_Text block_
● ● ● ● ● ● ●

To definitively establish the presence of FtsZ in these complexes, we performed immunoprecipitation experiments using anti-FtsZ sheep serum. Vegetatively growing cells of the wild-type strain (strain 168) and strain SU456 (Pspac-ftsZ, with or without IPTG) were treated with 1% formaldehyde for 10 min. These whole-cell extracts were then subjected to immunoprecipitation using anti-FtsZ sheep serum, and precipitated complexes were immunodetected using FtsA polyclonal antibodies (from rabbit). The anti-FtsZ sheep serum coimmunoprecipitated the 150- and 235-kDa FtsA-containing complexes from the wild-type strain (Fig. 3, lane 2). No FtsA monomer was detected with the FtsA antibodies following immunoprecipitation, demonstrating that FtsA alone does not precipitate with the anti-FtsZ serum (Fig. 3, lanes 2 through 4). When FtsZ was depleted using strain SU456 (Pspac-ftsZ) as described above, a decreased amount of the 150-kDa and 235-kDa complexes could be coimmunoprecipitated (Fig. 3, lane 3), reflecting diminished association between FtsZ and FtsA, which is again consistent with these complexes containing both FtsZ and FtsA. These results establish that FtsZ and FtsA are associated in the 150- and 235-kDa complexes. We have therefore successfully developed an in vivo assay for FtsZ and FtsA association in B. subtilis.

FIG. 3. — Western blot analysis of FtsA-containing cross-linked complexes immunoprecipitated with anti-FtsZ serum. *B. subtilis* strains 168 (without IPTG; lane 2) and SU456 (Pspac-ftsZ; without or with IPTG in lanes 3 and 4, respectively) were cross-linked with 1% formaldehyde for 10 min and whole-cell extracts immunoprecipitated with anti-FtsZ sheep serum. FtsA polyclonal antibodies (rabbit) were then used to detect FtsA-containing complexes. Lane 1 contained a cross-linked lysate of *B. subtilis* strain 168 (without IPTG) that had not been immunoprecipitated. Arrows indicate the FtsA monomer or specific FtsA-containing complexes and their apparent molecular masses in kDa. Positions and sizes of the protein standards (SeeBlue; Invitrogen) are shown on the left.

● ● ● ● ● ● ●

(Document structure recognition data)
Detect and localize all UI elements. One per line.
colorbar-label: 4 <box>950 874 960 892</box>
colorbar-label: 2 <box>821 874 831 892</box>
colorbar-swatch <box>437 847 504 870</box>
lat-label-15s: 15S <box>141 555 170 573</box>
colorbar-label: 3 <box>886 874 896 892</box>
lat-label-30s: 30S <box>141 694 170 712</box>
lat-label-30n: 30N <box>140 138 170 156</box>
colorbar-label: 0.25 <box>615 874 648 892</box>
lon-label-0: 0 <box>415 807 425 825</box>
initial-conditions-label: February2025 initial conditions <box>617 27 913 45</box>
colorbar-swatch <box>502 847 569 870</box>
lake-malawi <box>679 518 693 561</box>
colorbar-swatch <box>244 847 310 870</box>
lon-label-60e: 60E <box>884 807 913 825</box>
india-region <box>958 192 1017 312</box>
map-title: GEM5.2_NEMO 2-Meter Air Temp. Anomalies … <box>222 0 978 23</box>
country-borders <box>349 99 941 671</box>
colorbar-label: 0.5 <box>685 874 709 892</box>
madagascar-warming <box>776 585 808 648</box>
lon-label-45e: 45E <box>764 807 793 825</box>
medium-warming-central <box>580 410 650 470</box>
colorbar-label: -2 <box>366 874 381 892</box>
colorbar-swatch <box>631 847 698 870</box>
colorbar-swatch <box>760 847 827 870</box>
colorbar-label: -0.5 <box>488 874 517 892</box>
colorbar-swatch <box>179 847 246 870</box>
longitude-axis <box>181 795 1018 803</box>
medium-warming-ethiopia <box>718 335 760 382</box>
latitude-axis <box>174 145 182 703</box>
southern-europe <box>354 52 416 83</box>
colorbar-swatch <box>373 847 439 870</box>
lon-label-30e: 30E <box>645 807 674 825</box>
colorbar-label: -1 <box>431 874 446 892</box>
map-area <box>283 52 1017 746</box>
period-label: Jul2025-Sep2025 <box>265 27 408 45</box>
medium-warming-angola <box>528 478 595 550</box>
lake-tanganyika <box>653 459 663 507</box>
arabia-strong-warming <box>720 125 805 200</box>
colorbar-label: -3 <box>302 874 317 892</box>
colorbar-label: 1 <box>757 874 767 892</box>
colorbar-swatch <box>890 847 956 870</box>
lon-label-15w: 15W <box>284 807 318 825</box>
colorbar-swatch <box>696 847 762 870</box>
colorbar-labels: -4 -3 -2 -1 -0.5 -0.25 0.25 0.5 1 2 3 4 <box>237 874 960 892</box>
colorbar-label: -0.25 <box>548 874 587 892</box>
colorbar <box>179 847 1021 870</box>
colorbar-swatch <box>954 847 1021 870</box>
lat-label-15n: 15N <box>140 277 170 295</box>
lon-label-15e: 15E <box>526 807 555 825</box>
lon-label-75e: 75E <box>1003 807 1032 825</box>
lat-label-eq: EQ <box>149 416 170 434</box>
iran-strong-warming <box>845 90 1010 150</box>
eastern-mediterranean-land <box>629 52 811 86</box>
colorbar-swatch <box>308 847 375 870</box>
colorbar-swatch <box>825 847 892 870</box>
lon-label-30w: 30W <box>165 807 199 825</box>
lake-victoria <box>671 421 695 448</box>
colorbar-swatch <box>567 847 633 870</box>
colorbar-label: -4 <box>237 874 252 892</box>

● ● ● ● ● ● ●

_Assigned task 1_
Render the following sentence from the immunoprecipitation passage in Spanish: "These results establish that FtsZ and FtsA are associated in the 150- and 235-kDa complexes."
_Assigned task 2_
Reproduce the immunoprecipitation passage word for word from "FIG. 3. — Western" to "on the left.".
The data were drawn from a source separate from the immunoprecipitation passage.

_Task result 1_
Estos resultados establecen que FtsZ y FtsA están asociadas en los complejos de 150 y 235 kDa.

_Task result 2_
FIG. 3. — Western blot analysis of FtsA-containing cross-linked complexes immunoprecipitated with anti-FtsZ serum. *B. subtilis* strains 168 (without IPTG; lane 2) and SU456 (Pspac-ftsZ; without or with IPTG in lanes 3 and 4, respectively) were cross-linked with 1% formaldehyde for 10 min and whole-cell extracts immunoprecipitated with anti-FtsZ sheep serum. FtsA polyclonal antibodies (rabbit) were then used to detect FtsA-containing complexes. Lane 1 contained a cross-linked lysate of *B. subtilis* strain 168 (without IPTG) that had not been immunoprecipitated. Arrows indicate the FtsA monomer or specific FtsA-containing complexes and their apparent molecular masses in kDa. Positions and sizes of the protein standards (SeeBlue; Invitrogen) are shown on the left.